# START OF Record set

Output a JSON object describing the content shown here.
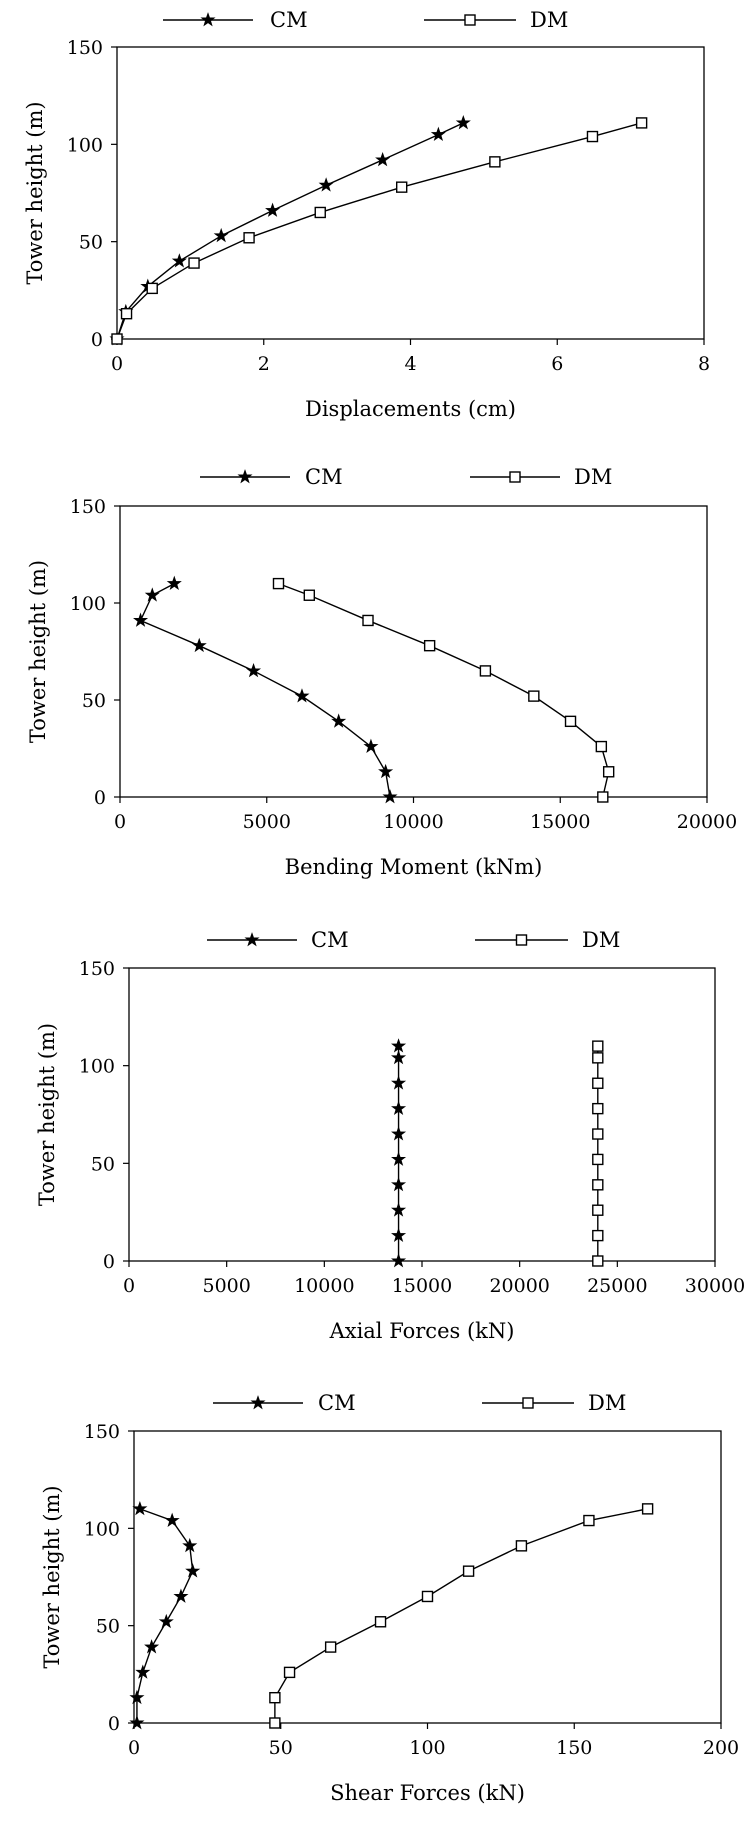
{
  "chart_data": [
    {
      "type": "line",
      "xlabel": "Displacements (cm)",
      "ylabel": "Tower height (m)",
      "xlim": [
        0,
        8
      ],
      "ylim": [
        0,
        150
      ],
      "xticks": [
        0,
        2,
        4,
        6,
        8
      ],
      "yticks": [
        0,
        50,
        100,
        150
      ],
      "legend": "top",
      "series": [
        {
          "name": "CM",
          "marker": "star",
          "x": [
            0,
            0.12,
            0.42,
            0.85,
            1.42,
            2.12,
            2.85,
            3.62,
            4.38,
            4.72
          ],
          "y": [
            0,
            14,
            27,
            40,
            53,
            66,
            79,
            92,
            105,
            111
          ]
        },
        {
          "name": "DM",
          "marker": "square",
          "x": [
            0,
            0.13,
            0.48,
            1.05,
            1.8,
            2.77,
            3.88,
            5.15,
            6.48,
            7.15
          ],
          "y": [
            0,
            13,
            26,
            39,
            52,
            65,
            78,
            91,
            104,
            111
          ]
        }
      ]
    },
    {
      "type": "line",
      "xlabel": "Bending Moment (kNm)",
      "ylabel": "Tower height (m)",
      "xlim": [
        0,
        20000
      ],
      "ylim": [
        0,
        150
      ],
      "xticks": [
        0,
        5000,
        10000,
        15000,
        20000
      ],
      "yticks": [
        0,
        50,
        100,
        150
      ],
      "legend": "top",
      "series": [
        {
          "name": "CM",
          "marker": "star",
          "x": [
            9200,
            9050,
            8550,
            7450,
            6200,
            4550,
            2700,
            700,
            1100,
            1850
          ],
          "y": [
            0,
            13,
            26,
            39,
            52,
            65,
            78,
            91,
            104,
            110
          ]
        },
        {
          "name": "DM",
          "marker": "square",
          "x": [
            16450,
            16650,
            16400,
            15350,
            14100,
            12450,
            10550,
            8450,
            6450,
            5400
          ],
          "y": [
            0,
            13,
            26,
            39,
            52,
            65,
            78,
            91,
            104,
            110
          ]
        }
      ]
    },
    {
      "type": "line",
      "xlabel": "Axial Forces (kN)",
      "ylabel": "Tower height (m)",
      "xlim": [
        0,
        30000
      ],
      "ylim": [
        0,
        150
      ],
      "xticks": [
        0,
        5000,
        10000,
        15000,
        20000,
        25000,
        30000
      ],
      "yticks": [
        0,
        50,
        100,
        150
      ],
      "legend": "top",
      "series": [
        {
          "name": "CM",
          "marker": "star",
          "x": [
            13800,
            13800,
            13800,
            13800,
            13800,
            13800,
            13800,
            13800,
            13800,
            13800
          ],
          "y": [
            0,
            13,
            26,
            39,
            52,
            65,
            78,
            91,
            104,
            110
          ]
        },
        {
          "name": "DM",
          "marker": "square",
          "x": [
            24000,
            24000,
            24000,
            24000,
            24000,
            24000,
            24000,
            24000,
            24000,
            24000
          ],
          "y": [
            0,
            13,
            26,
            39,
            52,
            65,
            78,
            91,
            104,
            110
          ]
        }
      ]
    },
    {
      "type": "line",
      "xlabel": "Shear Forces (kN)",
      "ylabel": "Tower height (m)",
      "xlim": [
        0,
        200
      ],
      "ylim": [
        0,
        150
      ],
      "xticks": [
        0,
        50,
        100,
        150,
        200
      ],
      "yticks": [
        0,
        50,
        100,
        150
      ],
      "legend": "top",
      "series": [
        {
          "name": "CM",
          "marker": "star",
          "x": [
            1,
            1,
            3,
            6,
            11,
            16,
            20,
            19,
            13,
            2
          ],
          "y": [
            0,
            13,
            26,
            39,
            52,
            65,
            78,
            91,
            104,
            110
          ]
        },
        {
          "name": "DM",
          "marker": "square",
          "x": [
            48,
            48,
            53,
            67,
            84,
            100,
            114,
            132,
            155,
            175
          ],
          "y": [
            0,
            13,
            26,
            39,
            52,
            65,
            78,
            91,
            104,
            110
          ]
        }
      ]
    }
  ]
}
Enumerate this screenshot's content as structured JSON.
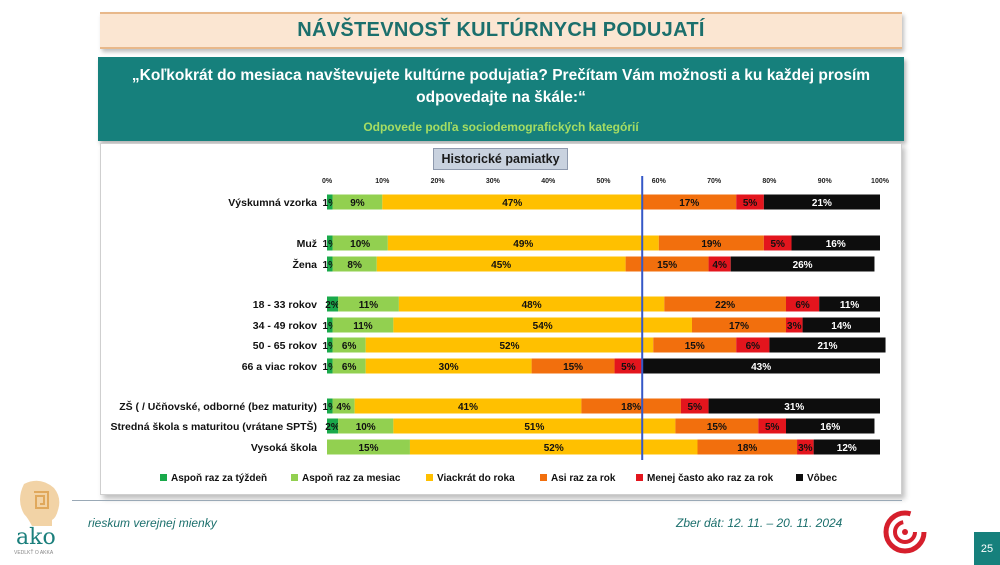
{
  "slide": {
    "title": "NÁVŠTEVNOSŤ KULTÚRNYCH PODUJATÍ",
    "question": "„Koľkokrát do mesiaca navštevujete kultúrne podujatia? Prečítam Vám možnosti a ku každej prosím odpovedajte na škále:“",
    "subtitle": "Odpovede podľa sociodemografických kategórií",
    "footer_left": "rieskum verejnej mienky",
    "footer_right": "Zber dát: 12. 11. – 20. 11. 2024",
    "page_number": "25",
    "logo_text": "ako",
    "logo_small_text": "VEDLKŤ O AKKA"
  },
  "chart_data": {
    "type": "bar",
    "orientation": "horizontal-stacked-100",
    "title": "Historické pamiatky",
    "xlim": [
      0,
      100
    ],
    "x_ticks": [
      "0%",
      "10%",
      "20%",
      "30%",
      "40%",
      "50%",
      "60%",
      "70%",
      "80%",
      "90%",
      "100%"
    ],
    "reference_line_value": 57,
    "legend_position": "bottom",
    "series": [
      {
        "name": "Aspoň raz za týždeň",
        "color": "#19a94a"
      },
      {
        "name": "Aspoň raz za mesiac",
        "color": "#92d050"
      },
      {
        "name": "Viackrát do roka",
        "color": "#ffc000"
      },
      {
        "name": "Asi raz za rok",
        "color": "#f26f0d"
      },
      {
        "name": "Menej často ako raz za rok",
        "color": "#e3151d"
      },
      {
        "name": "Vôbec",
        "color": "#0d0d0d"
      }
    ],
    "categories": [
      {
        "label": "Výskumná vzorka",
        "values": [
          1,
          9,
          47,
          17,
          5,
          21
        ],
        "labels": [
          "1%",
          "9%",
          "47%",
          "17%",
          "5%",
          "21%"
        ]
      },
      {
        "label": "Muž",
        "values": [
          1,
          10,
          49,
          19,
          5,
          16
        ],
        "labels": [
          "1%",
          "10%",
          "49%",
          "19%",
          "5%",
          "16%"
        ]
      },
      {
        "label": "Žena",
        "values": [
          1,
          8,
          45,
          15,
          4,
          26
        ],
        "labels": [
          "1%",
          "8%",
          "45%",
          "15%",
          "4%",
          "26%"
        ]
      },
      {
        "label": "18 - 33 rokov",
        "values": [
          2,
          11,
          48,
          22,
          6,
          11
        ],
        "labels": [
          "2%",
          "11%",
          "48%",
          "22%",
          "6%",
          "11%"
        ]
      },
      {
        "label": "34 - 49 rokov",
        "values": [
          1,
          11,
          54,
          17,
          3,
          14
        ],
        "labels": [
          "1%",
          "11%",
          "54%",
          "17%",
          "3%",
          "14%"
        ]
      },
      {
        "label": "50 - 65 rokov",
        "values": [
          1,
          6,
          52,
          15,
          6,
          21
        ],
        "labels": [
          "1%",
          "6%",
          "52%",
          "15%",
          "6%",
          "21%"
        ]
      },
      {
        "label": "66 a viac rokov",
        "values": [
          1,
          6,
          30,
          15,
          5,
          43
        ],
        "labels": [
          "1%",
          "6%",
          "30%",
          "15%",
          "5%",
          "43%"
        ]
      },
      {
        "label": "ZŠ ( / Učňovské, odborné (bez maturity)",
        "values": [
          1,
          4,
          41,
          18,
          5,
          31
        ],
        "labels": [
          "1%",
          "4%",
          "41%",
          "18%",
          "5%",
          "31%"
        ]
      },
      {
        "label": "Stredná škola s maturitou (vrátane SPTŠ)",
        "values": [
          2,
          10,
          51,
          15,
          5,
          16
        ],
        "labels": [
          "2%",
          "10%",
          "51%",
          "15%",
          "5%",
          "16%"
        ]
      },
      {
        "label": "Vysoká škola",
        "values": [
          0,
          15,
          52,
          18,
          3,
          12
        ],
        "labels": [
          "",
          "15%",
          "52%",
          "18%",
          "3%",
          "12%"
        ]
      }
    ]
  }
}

# END OF Record set

Exercise directions:
Repeat the material above verbatim, with no pictures in the output.

Reply to the task:
Output a JSON object describing the content shown here.
{
  "chart_data": [
    {
      "type": "line",
      "xlabel": "Displacements (cm)",
      "ylabel": "Tower height (m)",
      "xlim": [
        0,
        8
      ],
      "ylim": [
        0,
        150
      ],
      "xticks": [
        0,
        2,
        4,
        6,
        8
      ],
      "yticks": [
        0,
        50,
        100,
        150
      ],
      "legend": "top",
      "series": [
        {
          "name": "CM",
          "marker": "star",
          "x": [
            0,
            0.12,
            0.42,
            0.85,
            1.42,
            2.12,
            2.85,
            3.62,
            4.38,
            4.72
          ],
          "y": [
            0,
            14,
            27,
            40,
            53,
            66,
            79,
            92,
            105,
            111
          ]
        },
        {
          "name": "DM",
          "marker": "square",
          "x": [
            0,
            0.13,
            0.48,
            1.05,
            1.8,
            2.77,
            3.88,
            5.15,
            6.48,
            7.15
          ],
          "y": [
            0,
            13,
            26,
            39,
            52,
            65,
            78,
            91,
            104,
            111
          ]
        }
      ]
    },
    {
      "type": "line",
      "xlabel": "Bending Moment (kNm)",
      "ylabel": "Tower height (m)",
      "xlim": [
        0,
        20000
      ],
      "ylim": [
        0,
        150
      ],
      "xticks": [
        0,
        5000,
        10000,
        15000,
        20000
      ],
      "yticks": [
        0,
        50,
        100,
        150
      ],
      "legend": "top",
      "series": [
        {
          "name": "CM",
          "marker": "star",
          "x": [
            9200,
            9050,
            8550,
            7450,
            6200,
            4550,
            2700,
            700,
            1100,
            1850
          ],
          "y": [
            0,
            13,
            26,
            39,
            52,
            65,
            78,
            91,
            104,
            110
          ]
        },
        {
          "name": "DM",
          "marker": "square",
          "x": [
            16450,
            16650,
            16400,
            15350,
            14100,
            12450,
            10550,
            8450,
            6450,
            5400
          ],
          "y": [
            0,
            13,
            26,
            39,
            52,
            65,
            78,
            91,
            104,
            110
          ]
        }
      ]
    },
    {
      "type": "line",
      "xlabel": "Axial Forces (kN)",
      "ylabel": "Tower height (m)",
      "xlim": [
        0,
        30000
      ],
      "ylim": [
        0,
        150
      ],
      "xticks": [
        0,
        5000,
        10000,
        15000,
        20000,
        25000,
        30000
      ],
      "yticks": [
        0,
        50,
        100,
        150
      ],
      "legend": "top",
      "series": [
        {
          "name": "CM",
          "marker": "star",
          "x": [
            13800,
            13800,
            13800,
            13800,
            13800,
            13800,
            13800,
            13800,
            13800,
            13800
          ],
          "y": [
            0,
            13,
            26,
            39,
            52,
            65,
            78,
            91,
            104,
            110
          ]
        },
        {
          "name": "DM",
          "marker": "square",
          "x": [
            24000,
            24000,
            24000,
            24000,
            24000,
            24000,
            24000,
            24000,
            24000,
            24000
          ],
          "y": [
            0,
            13,
            26,
            39,
            52,
            65,
            78,
            91,
            104,
            110
          ]
        }
      ]
    },
    {
      "type": "line",
      "xlabel": "Shear Forces (kN)",
      "ylabel": "Tower height (m)",
      "xlim": [
        0,
        200
      ],
      "ylim": [
        0,
        150
      ],
      "xticks": [
        0,
        50,
        100,
        150,
        200
      ],
      "yticks": [
        0,
        50,
        100,
        150
      ],
      "legend": "top",
      "series": [
        {
          "name": "CM",
          "marker": "star",
          "x": [
            1,
            1,
            3,
            6,
            11,
            16,
            20,
            19,
            13,
            2
          ],
          "y": [
            0,
            13,
            26,
            39,
            52,
            65,
            78,
            91,
            104,
            110
          ]
        },
        {
          "name": "DM",
          "marker": "square",
          "x": [
            48,
            48,
            53,
            67,
            84,
            100,
            114,
            132,
            155,
            175
          ],
          "y": [
            0,
            13,
            26,
            39,
            52,
            65,
            78,
            91,
            104,
            110
          ]
        }
      ]
    }
  ]
}
Enumerate this screenshot's content as structured JSON.
{
  "slide": {
    "title": "NÁVŠTEVNOSŤ KULTÚRNYCH PODUJATÍ",
    "question": "„Koľkokrát do mesiaca navštevujete kultúrne podujatia? Prečítam Vám možnosti a ku každej prosím odpovedajte na škále:“",
    "subtitle": "Odpovede podľa sociodemografických kategórií",
    "footer_left": "rieskum verejnej mienky",
    "footer_right": "Zber dát: 12. 11. – 20. 11. 2024",
    "page_number": "25",
    "logo_text": "ako",
    "logo_small_text": "VEDLKŤ O AKKA"
  },
  "chart_data": {
    "type": "bar",
    "orientation": "horizontal-stacked-100",
    "title": "Historické pamiatky",
    "xlim": [
      0,
      100
    ],
    "x_ticks": [
      "0%",
      "10%",
      "20%",
      "30%",
      "40%",
      "50%",
      "60%",
      "70%",
      "80%",
      "90%",
      "100%"
    ],
    "reference_line_value": 57,
    "legend_position": "bottom",
    "series": [
      {
        "name": "Aspoň raz za týždeň",
        "color": "#19a94a"
      },
      {
        "name": "Aspoň raz za mesiac",
        "color": "#92d050"
      },
      {
        "name": "Viackrát do roka",
        "color": "#ffc000"
      },
      {
        "name": "Asi raz za rok",
        "color": "#f26f0d"
      },
      {
        "name": "Menej často ako raz za rok",
        "color": "#e3151d"
      },
      {
        "name": "Vôbec",
        "color": "#0d0d0d"
      }
    ],
    "categories": [
      {
        "label": "Výskumná vzorka",
        "values": [
          1,
          9,
          47,
          17,
          5,
          21
        ],
        "labels": [
          "1%",
          "9%",
          "47%",
          "17%",
          "5%",
          "21%"
        ]
      },
      {
        "label": "Muž",
        "values": [
          1,
          10,
          49,
          19,
          5,
          16
        ],
        "labels": [
          "1%",
          "10%",
          "49%",
          "19%",
          "5%",
          "16%"
        ]
      },
      {
        "label": "Žena",
        "values": [
          1,
          8,
          45,
          15,
          4,
          26
        ],
        "labels": [
          "1%",
          "8%",
          "45%",
          "15%",
          "4%",
          "26%"
        ]
      },
      {
        "label": "18 - 33 rokov",
        "values": [
          2,
          11,
          48,
          22,
          6,
          11
        ],
        "labels": [
          "2%",
          "11%",
          "48%",
          "22%",
          "6%",
          "11%"
        ]
      },
      {
        "label": "34 - 49 rokov",
        "values": [
          1,
          11,
          54,
          17,
          3,
          14
        ],
        "labels": [
          "1%",
          "11%",
          "54%",
          "17%",
          "3%",
          "14%"
        ]
      },
      {
        "label": "50 - 65 rokov",
        "values": [
          1,
          6,
          52,
          15,
          6,
          21
        ],
        "labels": [
          "1%",
          "6%",
          "52%",
          "15%",
          "6%",
          "21%"
        ]
      },
      {
        "label": "66 a viac rokov",
        "values": [
          1,
          6,
          30,
          15,
          5,
          43
        ],
        "labels": [
          "1%",
          "6%",
          "30%",
          "15%",
          "5%",
          "43%"
        ]
      },
      {
        "label": "ZŠ ( / Učňovské, odborné (bez maturity)",
        "values": [
          1,
          4,
          41,
          18,
          5,
          31
        ],
        "labels": [
          "1%",
          "4%",
          "41%",
          "18%",
          "5%",
          "31%"
        ]
      },
      {
        "label": "Stredná škola s maturitou (vrátane SPTŠ)",
        "values": [
          2,
          10,
          51,
          15,
          5,
          16
        ],
        "labels": [
          "2%",
          "10%",
          "51%",
          "15%",
          "5%",
          "16%"
        ]
      },
      {
        "label": "Vysoká škola",
        "values": [
          0,
          15,
          52,
          18,
          3,
          12
        ],
        "labels": [
          "",
          "15%",
          "52%",
          "18%",
          "3%",
          "12%"
        ]
      }
    ]
  }
}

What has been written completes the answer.